SELECTED TEXT:
==========
Interfaces to the public internet are not exposed by the core modules. Services are only reachable as an authenticated user in the context of an AWS account.
Various built-in security features in ADDF are designed to help you set up a secure framework and help your organization meet common enterprise security requirements. AWS defined an ADDF shared responsibility model, as well as a secure setup and operation guide, to help you on your ADDF journey from a secure start through to production.
-
Reliability
To implement a reliable architecture, each individual module is designed to cover module-specific throttling and limit-issues based on current experience. The default deployment options offer the end-user a sensible working baseline with common account limits. If the end-user decides to scale out, that user is responsible for considering any newly hit constraints or limits.
ADDF is an open-source project. The ADDF community constantly improves features based on customer or community input.
-
Performance Efficiency
ADDF provides best-practice patterns that have been proven in challenging enterprise environments with customers. All selected services reflect the learnings from real-life customer use-cases. Amazon EKS hosts high-performance, on-demand visualization applications for engineers. For developer instances, Amazon EC2 and Amazon DCV stage and share files using FSx for Lustre. Both patterns have proven to work at scale in enterprise environments.
The default deployment options offer the end-user a sensible working baseline. The user is free to change the default configuration of modules to scale up or down based on the use case.
==========
TASK A: Repeat the ADDF text word for word, starting at "ADDF is an open-source" and ending at "in enterprise environments.".
TASK B: Please pick up the ADDF text after its last sentence and continue it.
The lines after this point are separate material and are not part of the ADDF text.

DATA UNDER STUDY:
==========
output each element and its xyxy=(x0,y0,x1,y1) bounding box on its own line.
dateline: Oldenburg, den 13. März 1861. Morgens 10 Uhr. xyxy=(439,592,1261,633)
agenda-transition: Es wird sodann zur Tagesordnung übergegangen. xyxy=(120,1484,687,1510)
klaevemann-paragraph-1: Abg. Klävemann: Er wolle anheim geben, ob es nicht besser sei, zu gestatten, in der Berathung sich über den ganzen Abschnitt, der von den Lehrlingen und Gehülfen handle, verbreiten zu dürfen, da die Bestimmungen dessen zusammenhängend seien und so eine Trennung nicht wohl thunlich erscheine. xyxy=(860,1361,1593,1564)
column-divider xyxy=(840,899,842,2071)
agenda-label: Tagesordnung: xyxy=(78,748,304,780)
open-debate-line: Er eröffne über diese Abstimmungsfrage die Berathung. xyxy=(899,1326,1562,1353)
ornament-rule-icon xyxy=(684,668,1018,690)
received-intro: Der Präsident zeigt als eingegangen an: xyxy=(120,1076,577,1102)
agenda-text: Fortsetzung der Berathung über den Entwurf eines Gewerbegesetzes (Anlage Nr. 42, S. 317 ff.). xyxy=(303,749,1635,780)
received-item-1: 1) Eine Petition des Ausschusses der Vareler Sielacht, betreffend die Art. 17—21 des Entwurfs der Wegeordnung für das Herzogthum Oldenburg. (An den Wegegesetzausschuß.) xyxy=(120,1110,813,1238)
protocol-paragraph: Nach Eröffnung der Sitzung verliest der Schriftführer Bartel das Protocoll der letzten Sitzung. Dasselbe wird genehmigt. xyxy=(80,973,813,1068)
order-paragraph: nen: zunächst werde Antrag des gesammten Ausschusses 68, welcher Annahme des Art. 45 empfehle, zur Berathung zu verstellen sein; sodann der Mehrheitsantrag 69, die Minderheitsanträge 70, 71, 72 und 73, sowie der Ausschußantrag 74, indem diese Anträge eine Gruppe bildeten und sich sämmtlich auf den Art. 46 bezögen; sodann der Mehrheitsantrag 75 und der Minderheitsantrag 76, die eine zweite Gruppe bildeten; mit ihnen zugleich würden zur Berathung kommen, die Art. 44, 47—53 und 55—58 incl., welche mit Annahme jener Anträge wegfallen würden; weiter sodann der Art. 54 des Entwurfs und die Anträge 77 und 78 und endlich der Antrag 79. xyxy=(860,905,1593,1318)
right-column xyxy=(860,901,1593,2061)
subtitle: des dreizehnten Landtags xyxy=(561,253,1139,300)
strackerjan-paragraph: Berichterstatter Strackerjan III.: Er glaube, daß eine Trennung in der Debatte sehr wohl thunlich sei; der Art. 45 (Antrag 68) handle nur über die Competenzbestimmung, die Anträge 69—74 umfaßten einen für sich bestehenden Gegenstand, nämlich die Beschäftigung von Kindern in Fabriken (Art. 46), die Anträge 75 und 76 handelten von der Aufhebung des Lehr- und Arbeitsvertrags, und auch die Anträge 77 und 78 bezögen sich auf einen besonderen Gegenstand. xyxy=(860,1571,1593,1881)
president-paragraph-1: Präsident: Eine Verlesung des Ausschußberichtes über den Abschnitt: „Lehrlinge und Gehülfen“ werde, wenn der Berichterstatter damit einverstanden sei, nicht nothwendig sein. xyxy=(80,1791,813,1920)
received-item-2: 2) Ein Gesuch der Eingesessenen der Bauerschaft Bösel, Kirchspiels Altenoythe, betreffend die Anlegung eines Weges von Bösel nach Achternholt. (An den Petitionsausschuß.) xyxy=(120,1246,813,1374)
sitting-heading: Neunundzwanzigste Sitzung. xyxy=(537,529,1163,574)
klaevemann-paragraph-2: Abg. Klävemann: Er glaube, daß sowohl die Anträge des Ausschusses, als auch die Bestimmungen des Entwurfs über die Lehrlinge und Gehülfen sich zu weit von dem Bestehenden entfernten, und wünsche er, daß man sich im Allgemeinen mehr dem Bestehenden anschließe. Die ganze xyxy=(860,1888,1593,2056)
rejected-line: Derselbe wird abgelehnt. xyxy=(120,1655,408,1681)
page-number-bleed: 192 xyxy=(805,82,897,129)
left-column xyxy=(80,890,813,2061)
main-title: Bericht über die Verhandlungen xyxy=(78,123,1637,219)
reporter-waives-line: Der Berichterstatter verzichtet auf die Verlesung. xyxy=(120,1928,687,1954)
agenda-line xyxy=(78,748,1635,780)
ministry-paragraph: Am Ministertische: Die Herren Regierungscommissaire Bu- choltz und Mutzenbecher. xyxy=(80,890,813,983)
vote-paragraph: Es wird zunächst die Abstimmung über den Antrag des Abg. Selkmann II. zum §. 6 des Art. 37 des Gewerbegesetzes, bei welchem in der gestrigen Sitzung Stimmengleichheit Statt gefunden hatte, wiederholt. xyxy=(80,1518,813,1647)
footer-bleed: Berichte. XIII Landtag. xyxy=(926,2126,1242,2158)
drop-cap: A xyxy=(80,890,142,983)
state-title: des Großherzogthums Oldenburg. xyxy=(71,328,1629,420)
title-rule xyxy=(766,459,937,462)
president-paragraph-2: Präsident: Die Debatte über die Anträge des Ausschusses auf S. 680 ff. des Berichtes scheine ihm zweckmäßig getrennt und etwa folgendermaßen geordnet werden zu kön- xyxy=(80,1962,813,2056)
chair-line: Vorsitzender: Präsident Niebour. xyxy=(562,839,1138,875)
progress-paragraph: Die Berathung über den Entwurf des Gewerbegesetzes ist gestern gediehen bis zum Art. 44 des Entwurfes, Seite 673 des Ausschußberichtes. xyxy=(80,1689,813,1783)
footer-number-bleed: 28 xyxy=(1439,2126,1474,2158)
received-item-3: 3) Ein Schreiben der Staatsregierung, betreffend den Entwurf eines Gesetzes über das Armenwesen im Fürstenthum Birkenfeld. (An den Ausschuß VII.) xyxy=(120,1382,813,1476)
==========
WRITTEN REPLY A:
ADDF is an open-source project. The ADDF community constantly improves features based on customer or community input.
-
Performance Efficiency
ADDF provides best-practice patterns that have been proven in challenging enterprise environments with customers. All selected services reflect the learnings from real-life customer use-cases. Amazon EKS hosts high-performance, on-demand visualization applications for engineers. For developer instances, Amazon EC2 and Amazon DCV stage and share files using FSx for Lustre. Both patterns have proven to work at scale in enterprise environments.

WRITTEN REPLY B:
-
Cost Optimization
This Guidance uses resources based on workload data and resource characteristics to keep up with demand.
-
Sustainability
In this Guidance, the ADDF modules describe patterns for running ADAS and AV workloads at an enterprise scale, containing common best-practices for scaling traffic and data access patterns.
Any compute intensive workload should have a default value that balances between a high baseline utilization and end-user usability. The ADDF modules provide a reference implementation, and all deployed resources are set to the minimum resources needed to support the ADDF models. This ensures a high baseline utilization.
Implementation Resources
The sample code is a starting point. It is industry validated, prescriptive but not definitive, and a peek under the hood to help you begin.
Related Content
BMW Group
Develop and deploy a customized workflow using ADDF on AWS
Qualcomm
Scene Intelligence with Rosbag on AWS
Disclaimer
The sample code; software libraries; command line tools; proofs of concept; templates; or other related technology (including any of the foregoing that are provided by our personnel) is provided to you as AWS Content under the AWS Customer Agreement, or the relevant written agreement between you and AWS (whichever applies). You should not use this AWS Content in your production accounts, or on production or other critical data. You are responsible for testing, securing, and optimizing the AWS Content, such as sample code, as appropriate for production grade use based on your specific quality control practices and standards. Deploying AWS Content may incur AWS charges for creating or using AWS chargeable resources, such as running Amazon EC2 instances or using Amazon S3 storage.
References to third-party services or organizations in this Guidance do not imply an endorsement, sponsorship, or affiliation between Amazon or AWS and the third party. Guidance from AWS is a technical starting point, and you can customize your integration with third-party services when you deploy the architecture.